====== Extracted material
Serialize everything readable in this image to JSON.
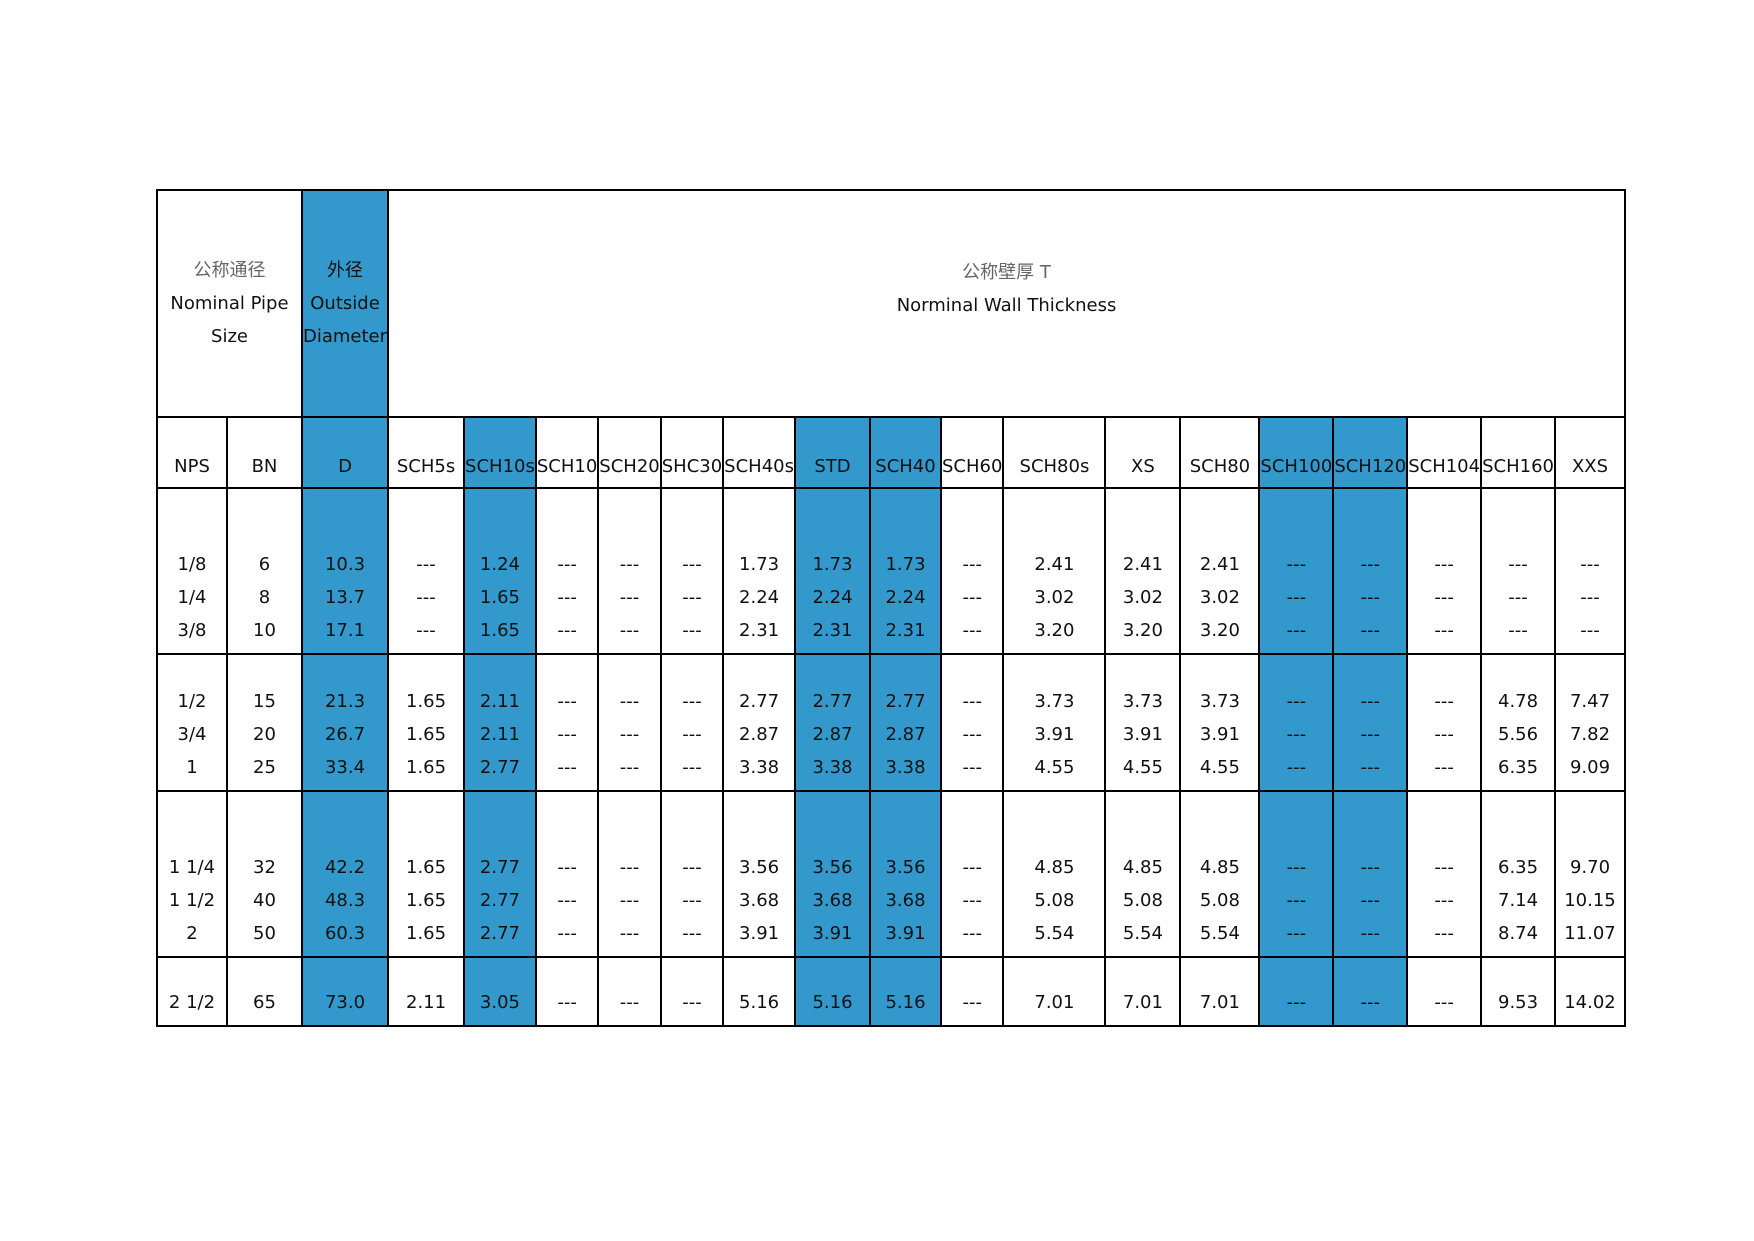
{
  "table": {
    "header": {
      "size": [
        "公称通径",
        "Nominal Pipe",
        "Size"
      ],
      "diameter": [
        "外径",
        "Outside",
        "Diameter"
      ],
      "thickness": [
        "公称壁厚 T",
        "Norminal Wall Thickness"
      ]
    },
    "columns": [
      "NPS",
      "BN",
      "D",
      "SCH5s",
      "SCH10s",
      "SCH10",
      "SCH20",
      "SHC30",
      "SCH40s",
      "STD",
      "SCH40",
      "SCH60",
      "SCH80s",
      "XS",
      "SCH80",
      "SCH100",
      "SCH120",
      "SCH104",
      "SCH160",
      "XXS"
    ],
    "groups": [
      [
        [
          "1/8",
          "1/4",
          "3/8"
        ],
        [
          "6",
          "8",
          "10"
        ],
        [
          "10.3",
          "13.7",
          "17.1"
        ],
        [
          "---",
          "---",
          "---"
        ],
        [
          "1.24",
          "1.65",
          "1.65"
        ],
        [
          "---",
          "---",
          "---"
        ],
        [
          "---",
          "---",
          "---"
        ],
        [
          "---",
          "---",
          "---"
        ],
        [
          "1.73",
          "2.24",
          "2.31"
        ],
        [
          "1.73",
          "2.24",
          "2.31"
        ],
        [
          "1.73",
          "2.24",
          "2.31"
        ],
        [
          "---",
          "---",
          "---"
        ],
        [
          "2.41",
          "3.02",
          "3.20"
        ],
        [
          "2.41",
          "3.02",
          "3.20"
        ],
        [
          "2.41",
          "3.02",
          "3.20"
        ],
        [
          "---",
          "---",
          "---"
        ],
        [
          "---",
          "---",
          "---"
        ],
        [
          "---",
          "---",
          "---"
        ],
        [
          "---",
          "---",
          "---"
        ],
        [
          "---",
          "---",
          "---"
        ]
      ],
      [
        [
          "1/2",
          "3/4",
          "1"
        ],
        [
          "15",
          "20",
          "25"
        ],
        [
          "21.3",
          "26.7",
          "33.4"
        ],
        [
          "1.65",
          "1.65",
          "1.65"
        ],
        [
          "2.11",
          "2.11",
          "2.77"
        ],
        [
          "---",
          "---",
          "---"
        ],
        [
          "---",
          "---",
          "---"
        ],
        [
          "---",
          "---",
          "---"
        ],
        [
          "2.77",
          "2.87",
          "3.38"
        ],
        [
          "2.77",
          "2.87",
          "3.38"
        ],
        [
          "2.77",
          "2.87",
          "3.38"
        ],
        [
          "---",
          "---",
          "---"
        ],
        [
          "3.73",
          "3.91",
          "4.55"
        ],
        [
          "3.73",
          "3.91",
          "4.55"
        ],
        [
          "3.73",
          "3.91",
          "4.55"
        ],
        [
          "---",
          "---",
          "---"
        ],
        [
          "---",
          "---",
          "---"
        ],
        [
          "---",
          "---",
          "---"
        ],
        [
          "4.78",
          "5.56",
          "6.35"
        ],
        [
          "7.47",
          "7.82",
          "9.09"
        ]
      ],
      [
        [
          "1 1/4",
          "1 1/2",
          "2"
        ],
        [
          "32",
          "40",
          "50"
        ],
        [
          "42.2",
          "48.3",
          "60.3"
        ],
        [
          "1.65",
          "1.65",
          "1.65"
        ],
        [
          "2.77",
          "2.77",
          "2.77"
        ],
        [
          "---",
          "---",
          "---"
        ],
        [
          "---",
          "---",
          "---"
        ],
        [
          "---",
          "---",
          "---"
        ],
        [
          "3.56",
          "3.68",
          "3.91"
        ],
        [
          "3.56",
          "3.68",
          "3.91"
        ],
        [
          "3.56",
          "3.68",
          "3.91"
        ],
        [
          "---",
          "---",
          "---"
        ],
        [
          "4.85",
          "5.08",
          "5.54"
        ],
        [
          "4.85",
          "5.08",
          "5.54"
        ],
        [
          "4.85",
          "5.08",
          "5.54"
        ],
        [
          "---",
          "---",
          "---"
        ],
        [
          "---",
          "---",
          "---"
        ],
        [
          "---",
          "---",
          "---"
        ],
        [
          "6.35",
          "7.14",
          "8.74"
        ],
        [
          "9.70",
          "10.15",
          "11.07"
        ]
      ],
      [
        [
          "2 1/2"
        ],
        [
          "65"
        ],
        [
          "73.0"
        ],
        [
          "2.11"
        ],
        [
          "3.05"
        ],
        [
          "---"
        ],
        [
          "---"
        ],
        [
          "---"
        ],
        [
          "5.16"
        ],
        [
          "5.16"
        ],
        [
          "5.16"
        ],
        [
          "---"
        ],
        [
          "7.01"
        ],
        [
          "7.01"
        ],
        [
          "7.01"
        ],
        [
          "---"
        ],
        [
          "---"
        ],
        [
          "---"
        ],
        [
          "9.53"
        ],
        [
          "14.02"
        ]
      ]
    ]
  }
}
============
====== Extracted material
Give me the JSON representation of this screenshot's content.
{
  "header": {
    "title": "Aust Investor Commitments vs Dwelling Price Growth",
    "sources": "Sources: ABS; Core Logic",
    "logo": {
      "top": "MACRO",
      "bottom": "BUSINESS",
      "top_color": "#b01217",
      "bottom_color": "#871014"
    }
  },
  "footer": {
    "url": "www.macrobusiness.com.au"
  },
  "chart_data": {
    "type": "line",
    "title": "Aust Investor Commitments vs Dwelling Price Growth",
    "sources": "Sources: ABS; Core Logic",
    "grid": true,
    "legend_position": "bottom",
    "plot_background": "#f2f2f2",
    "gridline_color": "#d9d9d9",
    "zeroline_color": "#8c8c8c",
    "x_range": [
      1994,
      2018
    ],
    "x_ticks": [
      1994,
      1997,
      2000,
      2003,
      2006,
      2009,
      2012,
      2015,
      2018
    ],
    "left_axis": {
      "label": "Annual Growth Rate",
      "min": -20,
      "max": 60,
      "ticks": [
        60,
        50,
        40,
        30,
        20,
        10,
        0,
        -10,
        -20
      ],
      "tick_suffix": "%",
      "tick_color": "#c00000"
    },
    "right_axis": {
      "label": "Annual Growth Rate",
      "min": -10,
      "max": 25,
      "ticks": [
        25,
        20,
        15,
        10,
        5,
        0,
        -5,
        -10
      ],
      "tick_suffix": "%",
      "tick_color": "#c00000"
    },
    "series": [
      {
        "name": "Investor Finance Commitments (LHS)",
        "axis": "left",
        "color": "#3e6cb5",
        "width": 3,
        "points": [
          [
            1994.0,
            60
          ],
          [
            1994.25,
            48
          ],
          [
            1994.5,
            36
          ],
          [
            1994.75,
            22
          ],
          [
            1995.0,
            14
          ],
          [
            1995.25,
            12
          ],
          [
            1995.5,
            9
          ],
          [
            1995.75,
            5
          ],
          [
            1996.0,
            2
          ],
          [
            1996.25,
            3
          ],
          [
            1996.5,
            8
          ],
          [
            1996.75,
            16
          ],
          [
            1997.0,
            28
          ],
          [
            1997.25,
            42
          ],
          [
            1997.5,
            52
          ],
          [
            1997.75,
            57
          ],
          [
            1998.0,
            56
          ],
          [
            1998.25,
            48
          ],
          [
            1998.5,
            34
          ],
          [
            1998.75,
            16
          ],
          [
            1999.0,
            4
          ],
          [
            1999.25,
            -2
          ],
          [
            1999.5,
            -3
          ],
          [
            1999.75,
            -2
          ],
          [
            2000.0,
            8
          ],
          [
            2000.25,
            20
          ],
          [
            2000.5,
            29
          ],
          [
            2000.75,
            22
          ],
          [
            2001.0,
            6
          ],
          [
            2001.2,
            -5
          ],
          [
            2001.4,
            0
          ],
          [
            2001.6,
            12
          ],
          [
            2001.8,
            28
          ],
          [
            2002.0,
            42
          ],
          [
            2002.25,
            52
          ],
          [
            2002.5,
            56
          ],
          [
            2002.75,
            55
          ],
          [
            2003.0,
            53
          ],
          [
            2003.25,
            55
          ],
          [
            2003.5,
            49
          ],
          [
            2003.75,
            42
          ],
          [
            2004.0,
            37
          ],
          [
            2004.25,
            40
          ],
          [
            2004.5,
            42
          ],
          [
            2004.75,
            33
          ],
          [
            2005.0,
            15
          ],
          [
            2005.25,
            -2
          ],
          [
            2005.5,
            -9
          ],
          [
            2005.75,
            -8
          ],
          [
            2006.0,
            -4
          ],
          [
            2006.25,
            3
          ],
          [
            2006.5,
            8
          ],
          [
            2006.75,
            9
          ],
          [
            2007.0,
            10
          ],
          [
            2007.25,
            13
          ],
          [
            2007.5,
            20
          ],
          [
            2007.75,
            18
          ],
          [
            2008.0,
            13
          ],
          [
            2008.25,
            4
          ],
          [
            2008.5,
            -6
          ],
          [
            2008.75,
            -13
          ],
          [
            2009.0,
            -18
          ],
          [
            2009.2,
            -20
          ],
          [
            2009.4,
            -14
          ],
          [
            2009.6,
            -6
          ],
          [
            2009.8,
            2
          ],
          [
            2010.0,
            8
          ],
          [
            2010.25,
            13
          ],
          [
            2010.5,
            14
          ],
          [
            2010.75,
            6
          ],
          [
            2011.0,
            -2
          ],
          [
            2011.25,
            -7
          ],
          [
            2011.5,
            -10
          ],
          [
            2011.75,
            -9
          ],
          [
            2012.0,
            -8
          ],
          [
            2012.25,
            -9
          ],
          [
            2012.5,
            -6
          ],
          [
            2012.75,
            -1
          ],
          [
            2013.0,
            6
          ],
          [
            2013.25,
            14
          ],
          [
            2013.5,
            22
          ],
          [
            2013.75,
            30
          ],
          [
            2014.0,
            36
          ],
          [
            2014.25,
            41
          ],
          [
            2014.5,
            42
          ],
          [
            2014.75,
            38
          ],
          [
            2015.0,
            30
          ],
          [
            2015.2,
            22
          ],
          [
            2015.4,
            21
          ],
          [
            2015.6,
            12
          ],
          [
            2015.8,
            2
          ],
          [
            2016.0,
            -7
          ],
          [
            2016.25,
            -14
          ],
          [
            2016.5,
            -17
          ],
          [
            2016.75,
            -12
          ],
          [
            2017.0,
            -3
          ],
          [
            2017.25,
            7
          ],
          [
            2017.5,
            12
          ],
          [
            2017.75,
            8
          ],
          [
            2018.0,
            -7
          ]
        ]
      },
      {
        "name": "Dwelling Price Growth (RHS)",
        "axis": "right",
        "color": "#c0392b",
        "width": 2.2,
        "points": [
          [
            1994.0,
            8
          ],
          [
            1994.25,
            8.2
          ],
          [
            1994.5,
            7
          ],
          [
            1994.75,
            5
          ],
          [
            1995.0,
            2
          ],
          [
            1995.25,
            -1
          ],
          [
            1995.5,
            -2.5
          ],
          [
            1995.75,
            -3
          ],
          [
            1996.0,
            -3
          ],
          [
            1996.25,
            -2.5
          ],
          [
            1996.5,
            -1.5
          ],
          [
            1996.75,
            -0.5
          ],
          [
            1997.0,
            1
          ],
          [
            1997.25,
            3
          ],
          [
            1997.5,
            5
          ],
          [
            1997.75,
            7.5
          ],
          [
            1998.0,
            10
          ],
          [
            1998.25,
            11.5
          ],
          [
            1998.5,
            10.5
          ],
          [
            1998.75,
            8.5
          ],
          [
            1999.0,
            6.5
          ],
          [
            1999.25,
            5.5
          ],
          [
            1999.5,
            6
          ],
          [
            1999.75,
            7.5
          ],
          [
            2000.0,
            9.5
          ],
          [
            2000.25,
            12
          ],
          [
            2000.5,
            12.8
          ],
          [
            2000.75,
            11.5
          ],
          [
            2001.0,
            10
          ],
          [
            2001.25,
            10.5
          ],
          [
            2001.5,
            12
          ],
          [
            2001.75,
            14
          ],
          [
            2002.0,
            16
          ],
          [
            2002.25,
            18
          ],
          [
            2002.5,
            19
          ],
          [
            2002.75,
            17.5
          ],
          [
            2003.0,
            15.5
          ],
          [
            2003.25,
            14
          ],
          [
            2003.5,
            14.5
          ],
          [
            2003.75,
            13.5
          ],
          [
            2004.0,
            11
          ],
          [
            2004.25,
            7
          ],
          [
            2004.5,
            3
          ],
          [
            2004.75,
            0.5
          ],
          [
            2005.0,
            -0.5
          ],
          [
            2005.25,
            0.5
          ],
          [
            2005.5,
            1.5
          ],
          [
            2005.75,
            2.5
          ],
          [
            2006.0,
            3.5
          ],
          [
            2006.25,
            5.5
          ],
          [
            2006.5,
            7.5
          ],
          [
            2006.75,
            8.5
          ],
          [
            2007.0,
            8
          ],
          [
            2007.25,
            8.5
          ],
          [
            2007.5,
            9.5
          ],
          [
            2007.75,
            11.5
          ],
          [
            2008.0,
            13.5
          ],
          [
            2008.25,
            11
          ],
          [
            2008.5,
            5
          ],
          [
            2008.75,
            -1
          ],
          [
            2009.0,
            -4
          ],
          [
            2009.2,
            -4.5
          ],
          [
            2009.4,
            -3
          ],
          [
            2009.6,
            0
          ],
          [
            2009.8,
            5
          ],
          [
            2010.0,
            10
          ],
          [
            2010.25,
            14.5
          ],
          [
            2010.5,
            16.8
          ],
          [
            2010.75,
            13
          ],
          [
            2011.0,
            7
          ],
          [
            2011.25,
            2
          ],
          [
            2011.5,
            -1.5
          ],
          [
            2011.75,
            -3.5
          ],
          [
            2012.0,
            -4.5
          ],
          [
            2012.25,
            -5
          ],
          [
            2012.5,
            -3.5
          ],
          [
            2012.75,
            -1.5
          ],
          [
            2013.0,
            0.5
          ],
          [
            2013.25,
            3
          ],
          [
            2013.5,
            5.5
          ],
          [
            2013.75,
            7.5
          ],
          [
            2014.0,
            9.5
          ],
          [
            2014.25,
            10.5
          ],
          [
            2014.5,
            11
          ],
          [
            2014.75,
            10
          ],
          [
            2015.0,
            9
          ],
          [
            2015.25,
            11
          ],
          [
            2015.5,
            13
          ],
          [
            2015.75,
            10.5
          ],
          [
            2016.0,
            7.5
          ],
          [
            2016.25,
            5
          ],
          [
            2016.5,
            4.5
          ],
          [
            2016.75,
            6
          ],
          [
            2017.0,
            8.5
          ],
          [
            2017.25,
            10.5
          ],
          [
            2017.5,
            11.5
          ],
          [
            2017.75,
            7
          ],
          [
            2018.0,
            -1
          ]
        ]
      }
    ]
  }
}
============
Filter the listing for the word "JSON" and copy every line that holds it.

Serialize everything readable in this image to JSON.
Give me the JSON representation of this screenshot's content.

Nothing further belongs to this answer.